Render the records from the first line up to and including the line with "day-cell [268, 116, 386, 128]" as a Markdown table with the columns Row and Entry. Number each line in the Row column and leave out blank lines.

═════ EXERCISE DATA ═════

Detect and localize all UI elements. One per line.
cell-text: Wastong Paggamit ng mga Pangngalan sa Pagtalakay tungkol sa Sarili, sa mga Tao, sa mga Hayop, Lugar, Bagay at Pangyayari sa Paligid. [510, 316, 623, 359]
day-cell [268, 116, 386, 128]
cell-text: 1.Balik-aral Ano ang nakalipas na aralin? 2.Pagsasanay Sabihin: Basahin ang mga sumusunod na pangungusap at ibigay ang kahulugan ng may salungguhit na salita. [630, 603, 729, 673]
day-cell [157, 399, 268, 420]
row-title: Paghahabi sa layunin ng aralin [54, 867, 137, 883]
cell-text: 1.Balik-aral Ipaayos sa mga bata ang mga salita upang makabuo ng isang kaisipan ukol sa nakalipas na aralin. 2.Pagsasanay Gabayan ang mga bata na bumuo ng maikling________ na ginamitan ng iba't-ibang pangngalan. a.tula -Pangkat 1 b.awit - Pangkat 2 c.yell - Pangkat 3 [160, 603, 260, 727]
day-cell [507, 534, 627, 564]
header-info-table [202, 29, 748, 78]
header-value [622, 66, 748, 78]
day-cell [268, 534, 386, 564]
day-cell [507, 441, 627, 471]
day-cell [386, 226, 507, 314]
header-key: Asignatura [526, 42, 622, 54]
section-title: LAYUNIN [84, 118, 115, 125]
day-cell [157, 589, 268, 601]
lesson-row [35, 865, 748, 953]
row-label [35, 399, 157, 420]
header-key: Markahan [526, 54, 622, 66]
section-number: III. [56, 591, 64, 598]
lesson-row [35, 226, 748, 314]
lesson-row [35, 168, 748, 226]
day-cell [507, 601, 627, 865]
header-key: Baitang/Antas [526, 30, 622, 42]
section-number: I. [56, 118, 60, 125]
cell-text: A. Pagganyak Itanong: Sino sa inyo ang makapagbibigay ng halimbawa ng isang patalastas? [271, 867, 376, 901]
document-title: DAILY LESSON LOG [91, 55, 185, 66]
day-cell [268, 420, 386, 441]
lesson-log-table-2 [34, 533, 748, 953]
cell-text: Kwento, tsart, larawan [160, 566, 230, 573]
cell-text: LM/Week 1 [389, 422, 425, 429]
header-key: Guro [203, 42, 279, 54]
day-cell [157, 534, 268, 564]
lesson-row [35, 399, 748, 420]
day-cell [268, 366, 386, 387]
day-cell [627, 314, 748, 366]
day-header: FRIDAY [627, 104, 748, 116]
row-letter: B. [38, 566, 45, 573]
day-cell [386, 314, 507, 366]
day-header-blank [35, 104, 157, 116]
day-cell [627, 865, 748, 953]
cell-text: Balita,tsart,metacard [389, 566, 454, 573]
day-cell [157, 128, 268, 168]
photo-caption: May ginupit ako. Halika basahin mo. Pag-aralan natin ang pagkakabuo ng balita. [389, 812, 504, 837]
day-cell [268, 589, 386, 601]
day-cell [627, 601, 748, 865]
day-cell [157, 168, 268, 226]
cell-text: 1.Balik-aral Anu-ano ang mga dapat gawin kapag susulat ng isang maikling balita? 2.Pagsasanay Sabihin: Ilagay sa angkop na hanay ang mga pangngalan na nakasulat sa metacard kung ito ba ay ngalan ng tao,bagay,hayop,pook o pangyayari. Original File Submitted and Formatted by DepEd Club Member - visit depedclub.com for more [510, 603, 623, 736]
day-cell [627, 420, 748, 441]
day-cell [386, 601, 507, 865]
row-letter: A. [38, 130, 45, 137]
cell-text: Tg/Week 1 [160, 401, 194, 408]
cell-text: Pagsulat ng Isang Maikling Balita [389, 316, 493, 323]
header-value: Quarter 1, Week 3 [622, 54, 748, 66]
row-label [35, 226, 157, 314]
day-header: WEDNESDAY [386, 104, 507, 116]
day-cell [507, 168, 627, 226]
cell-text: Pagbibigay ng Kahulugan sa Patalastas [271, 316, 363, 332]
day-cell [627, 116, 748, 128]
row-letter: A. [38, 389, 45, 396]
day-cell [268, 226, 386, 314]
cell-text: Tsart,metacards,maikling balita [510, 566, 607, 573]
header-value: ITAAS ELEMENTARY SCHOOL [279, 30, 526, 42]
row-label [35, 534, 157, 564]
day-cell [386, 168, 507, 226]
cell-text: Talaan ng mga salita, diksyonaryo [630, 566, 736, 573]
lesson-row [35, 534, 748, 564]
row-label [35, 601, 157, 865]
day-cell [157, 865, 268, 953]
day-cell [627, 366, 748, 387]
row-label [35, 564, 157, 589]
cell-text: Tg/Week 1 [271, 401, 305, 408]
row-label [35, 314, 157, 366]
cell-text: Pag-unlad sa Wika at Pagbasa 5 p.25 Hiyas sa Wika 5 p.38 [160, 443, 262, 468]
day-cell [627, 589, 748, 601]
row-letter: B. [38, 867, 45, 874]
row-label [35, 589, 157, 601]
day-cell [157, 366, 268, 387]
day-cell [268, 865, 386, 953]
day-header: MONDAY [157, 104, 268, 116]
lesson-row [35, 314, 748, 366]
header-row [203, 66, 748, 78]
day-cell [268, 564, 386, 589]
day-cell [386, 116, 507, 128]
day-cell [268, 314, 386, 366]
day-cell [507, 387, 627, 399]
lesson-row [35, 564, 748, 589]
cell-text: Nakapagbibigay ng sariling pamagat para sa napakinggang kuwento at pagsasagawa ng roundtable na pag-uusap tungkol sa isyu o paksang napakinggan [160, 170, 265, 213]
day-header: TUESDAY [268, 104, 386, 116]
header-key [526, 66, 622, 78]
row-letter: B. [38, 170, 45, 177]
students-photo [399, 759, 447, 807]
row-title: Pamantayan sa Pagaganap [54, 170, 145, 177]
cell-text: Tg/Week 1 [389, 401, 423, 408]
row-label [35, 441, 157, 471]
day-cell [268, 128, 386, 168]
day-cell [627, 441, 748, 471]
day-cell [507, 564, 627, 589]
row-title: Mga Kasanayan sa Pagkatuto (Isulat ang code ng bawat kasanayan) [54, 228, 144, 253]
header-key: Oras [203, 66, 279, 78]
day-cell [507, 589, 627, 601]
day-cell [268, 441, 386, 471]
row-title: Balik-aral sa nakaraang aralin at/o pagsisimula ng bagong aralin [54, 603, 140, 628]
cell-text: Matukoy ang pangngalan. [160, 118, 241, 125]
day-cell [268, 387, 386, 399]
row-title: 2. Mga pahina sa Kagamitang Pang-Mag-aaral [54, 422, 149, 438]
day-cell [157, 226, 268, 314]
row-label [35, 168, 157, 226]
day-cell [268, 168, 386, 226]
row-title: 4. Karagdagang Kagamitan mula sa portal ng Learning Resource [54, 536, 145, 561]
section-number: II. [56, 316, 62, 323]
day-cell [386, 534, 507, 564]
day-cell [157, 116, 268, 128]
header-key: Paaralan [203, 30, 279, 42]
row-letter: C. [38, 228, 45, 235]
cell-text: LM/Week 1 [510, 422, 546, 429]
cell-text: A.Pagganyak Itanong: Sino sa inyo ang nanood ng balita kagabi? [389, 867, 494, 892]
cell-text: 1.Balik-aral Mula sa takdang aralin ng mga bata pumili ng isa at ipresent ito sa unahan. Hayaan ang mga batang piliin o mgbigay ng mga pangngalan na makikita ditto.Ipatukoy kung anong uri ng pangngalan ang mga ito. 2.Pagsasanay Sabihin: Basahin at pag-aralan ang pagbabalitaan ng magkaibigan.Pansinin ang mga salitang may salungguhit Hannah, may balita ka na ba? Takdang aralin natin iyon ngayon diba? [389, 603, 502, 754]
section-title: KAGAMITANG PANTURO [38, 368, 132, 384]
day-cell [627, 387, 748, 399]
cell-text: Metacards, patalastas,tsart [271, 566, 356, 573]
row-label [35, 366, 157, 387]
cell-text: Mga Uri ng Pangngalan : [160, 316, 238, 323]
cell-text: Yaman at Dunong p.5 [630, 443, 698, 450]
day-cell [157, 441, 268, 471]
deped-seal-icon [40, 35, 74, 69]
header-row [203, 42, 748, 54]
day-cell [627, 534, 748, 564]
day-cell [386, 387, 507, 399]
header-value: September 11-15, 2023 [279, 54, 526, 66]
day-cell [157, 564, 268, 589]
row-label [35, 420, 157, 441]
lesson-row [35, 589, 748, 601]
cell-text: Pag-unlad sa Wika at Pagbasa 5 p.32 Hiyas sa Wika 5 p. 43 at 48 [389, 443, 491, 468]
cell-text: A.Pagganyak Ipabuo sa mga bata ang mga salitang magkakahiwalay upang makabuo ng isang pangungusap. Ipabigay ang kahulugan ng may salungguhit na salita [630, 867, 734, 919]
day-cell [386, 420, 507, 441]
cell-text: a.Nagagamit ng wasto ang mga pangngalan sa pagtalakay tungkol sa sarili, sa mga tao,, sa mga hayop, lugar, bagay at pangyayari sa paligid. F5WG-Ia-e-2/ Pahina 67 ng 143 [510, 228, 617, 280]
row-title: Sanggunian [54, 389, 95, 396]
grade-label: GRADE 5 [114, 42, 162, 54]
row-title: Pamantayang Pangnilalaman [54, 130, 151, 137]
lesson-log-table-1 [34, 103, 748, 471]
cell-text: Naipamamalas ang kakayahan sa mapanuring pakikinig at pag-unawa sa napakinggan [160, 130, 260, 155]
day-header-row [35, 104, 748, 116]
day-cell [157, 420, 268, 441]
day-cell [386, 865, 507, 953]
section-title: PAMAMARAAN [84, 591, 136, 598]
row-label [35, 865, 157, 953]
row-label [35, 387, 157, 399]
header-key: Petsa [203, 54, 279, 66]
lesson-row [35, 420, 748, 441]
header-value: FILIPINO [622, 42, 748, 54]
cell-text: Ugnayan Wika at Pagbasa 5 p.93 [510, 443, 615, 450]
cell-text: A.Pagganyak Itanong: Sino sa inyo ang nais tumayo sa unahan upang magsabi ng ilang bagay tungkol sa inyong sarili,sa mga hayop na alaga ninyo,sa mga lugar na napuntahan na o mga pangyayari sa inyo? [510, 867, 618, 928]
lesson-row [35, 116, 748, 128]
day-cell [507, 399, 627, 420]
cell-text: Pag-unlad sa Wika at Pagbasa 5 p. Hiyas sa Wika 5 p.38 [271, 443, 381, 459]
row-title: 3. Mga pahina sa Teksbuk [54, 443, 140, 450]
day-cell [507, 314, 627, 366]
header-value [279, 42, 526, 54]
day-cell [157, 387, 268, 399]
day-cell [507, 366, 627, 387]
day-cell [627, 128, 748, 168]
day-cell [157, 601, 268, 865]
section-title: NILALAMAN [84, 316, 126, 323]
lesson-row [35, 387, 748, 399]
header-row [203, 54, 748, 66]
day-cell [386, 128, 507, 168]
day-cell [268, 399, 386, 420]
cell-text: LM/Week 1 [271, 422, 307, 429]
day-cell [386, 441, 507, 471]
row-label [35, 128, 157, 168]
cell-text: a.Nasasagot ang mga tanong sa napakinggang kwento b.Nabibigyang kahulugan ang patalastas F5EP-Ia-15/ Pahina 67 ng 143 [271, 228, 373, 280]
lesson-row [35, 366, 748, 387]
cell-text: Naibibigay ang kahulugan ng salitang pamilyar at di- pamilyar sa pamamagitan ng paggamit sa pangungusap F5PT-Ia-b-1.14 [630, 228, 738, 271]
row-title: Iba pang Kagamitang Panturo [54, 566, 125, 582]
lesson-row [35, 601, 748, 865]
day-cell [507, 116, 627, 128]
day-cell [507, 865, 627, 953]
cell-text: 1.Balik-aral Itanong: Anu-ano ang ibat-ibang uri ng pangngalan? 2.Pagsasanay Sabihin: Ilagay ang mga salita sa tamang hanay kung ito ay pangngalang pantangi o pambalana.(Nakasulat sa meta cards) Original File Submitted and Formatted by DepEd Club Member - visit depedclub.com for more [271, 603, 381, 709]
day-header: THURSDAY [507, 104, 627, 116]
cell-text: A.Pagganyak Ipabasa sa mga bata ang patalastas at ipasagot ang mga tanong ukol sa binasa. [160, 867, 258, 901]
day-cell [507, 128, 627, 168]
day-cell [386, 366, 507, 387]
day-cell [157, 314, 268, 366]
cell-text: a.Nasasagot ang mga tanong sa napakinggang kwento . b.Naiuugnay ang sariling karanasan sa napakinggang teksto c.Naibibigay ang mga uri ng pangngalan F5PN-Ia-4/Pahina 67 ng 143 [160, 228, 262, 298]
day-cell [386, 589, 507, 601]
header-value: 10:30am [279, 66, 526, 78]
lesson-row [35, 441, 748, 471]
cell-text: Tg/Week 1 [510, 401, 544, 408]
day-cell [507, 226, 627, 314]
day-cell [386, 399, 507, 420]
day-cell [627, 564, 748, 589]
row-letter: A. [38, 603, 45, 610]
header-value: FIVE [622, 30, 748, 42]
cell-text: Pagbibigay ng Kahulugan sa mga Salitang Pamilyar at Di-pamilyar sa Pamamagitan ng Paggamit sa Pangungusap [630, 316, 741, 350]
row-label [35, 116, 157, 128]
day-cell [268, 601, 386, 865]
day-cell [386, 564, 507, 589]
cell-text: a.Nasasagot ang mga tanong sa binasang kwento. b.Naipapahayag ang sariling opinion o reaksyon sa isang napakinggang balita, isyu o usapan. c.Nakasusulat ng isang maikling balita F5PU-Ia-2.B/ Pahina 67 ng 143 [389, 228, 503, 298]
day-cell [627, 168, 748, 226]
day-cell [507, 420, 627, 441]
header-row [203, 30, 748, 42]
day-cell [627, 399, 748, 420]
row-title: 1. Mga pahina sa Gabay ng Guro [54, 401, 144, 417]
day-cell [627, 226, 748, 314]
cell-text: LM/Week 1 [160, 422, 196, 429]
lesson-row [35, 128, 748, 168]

═════

*OUTPUT:*
| Row | Entry |
|---|---|
| 1 | Detect and localize all UI elements. One per line. |
| 2 | cell-text: Wastong Paggamit ng mga Pangngalan sa Pagtalakay tungkol sa Sarili, sa mga Tao, sa mga Hayop, Lugar, Bagay at Pangyayari sa Paligid. [510, 316, 623, 359] |
| 3 | day-cell [268, 116, 386, 128] |